TASK: Report how many lines in the records below contain the word "Papertrans". Give only the number.

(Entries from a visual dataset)
————
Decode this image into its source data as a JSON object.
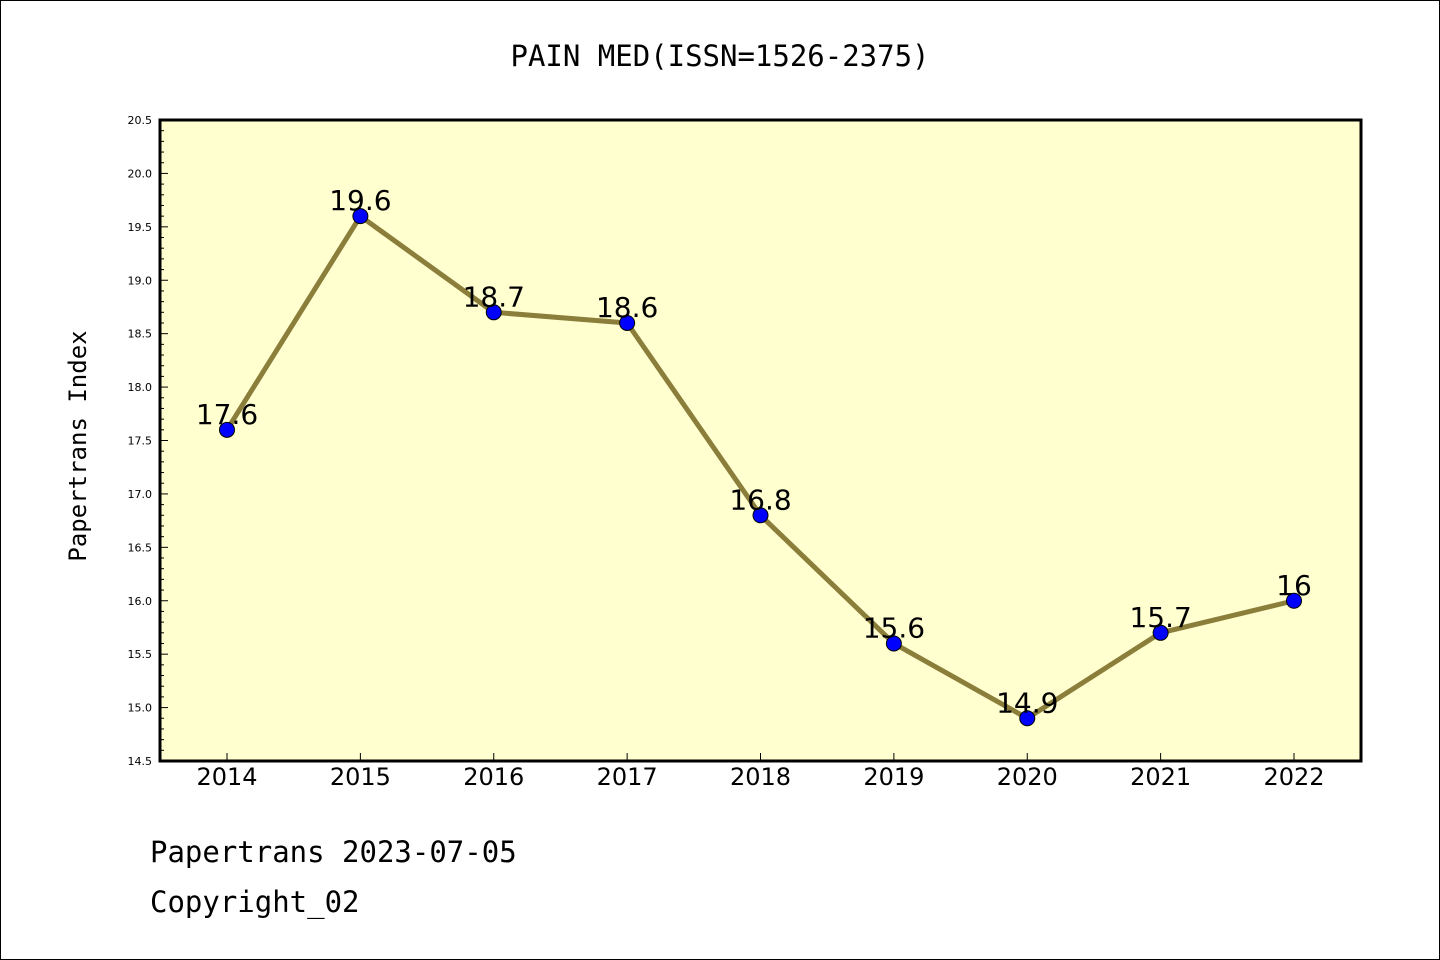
{
  "chart_data": {
    "type": "line",
    "title": "PAIN MED(ISSN=1526-2375)",
    "xlabel": "",
    "ylabel": "Papertrans Index",
    "categories": [
      "2014",
      "2015",
      "2016",
      "2017",
      "2018",
      "2019",
      "2020",
      "2021",
      "2022"
    ],
    "values": [
      17.6,
      19.6,
      18.7,
      18.6,
      16.8,
      15.6,
      14.9,
      15.7,
      16
    ],
    "data_labels": [
      "17.6",
      "19.6",
      "18.7",
      "18.6",
      "16.8",
      "15.6",
      "14.9",
      "15.7",
      "16"
    ],
    "ylim": [
      14.5,
      20.5
    ],
    "yticks": [
      "14.5",
      "15.0",
      "15.5",
      "16.0",
      "16.5",
      "17.0",
      "17.5",
      "18.0",
      "18.5",
      "19.0",
      "19.5",
      "20.0",
      "20.5"
    ],
    "grid": false,
    "legend": "none",
    "colors": {
      "plot_background": "#ffffd0",
      "line": "#8b7e3a",
      "marker": "#0000ff"
    }
  },
  "footer": {
    "line1": "Papertrans 2023-07-05",
    "line2": "Copyright_02"
  }
}
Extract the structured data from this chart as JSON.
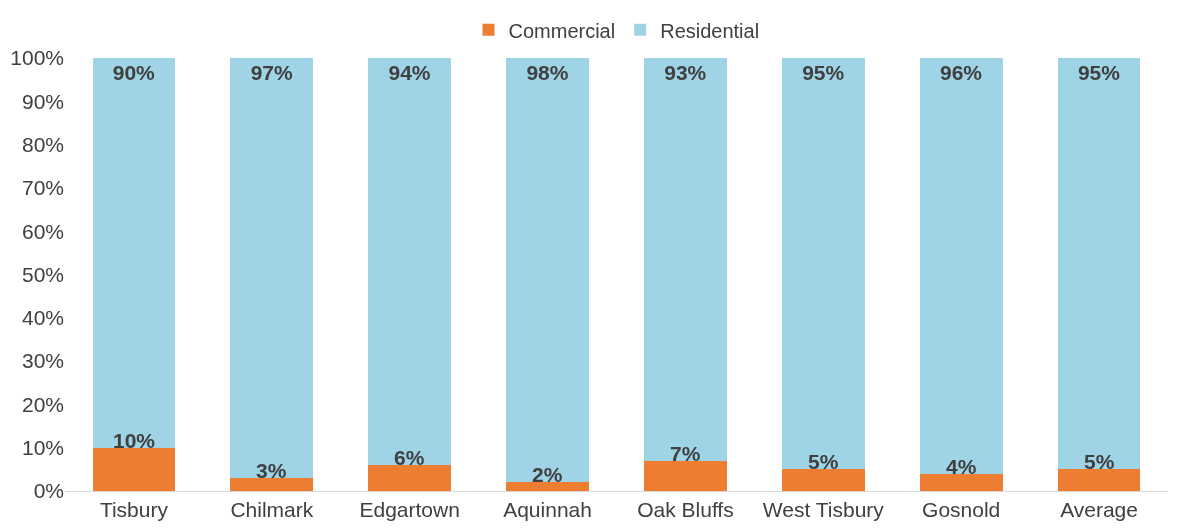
{
  "chart_data": {
    "type": "bar",
    "stacked": true,
    "categories": [
      "Tisbury",
      "Chilmark",
      "Edgartown",
      "Aquinnah",
      "Oak Bluffs",
      "West Tisbury",
      "Gosnold",
      "Average"
    ],
    "series": [
      {
        "name": "Commercial",
        "color": "#ed7d31",
        "values": [
          10,
          3,
          6,
          2,
          7,
          5,
          4,
          5
        ],
        "value_labels": [
          "10%",
          "3%",
          "6%",
          "2%",
          "7%",
          "5%",
          "4%",
          "5%"
        ]
      },
      {
        "name": "Residential",
        "color": "#9fd3e6",
        "values": [
          90,
          97,
          94,
          98,
          93,
          95,
          96,
          95
        ],
        "value_labels": [
          "90%",
          "97%",
          "94%",
          "98%",
          "93%",
          "95%",
          "96%",
          "95%"
        ]
      }
    ],
    "ylim": [
      0,
      100
    ],
    "yticks": [
      {
        "value": 0,
        "label": "0%"
      },
      {
        "value": 10,
        "label": "10%"
      },
      {
        "value": 20,
        "label": "20%"
      },
      {
        "value": 30,
        "label": "30%"
      },
      {
        "value": 40,
        "label": "40%"
      },
      {
        "value": 50,
        "label": "50%"
      },
      {
        "value": 60,
        "label": "60%"
      },
      {
        "value": 70,
        "label": "70%"
      },
      {
        "value": 80,
        "label": "80%"
      },
      {
        "value": 90,
        "label": "90%"
      },
      {
        "value": 100,
        "label": "100%"
      }
    ],
    "legend": "top"
  }
}
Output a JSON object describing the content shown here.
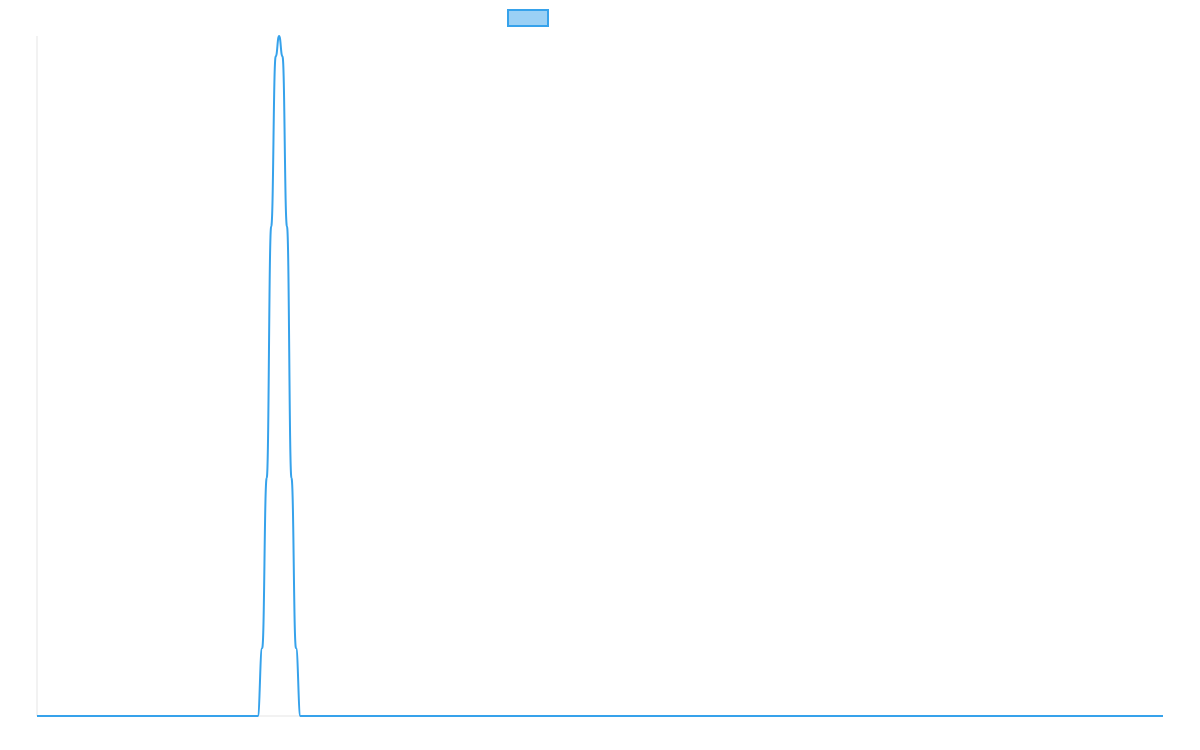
{
  "chart_data": {
    "type": "line",
    "title": "",
    "xlabel": "",
    "ylabel": "",
    "grid": false,
    "legend": "top-center",
    "xlim": [
      0,
      1000
    ],
    "ylim": [
      0,
      1
    ],
    "series": [
      {
        "color": "#36a2eb",
        "fill": "#9ad0f5",
        "points": [
          [
            0,
            0
          ],
          [
            196,
            0
          ],
          [
            200,
            0.1
          ],
          [
            204,
            0.35
          ],
          [
            208,
            0.72
          ],
          [
            212,
            0.97
          ],
          [
            215,
            1.0
          ],
          [
            218,
            0.97
          ],
          [
            222,
            0.72
          ],
          [
            226,
            0.35
          ],
          [
            230,
            0.1
          ],
          [
            234,
            0
          ],
          [
            1000,
            0
          ]
        ]
      }
    ]
  }
}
————
SOLUTION: 2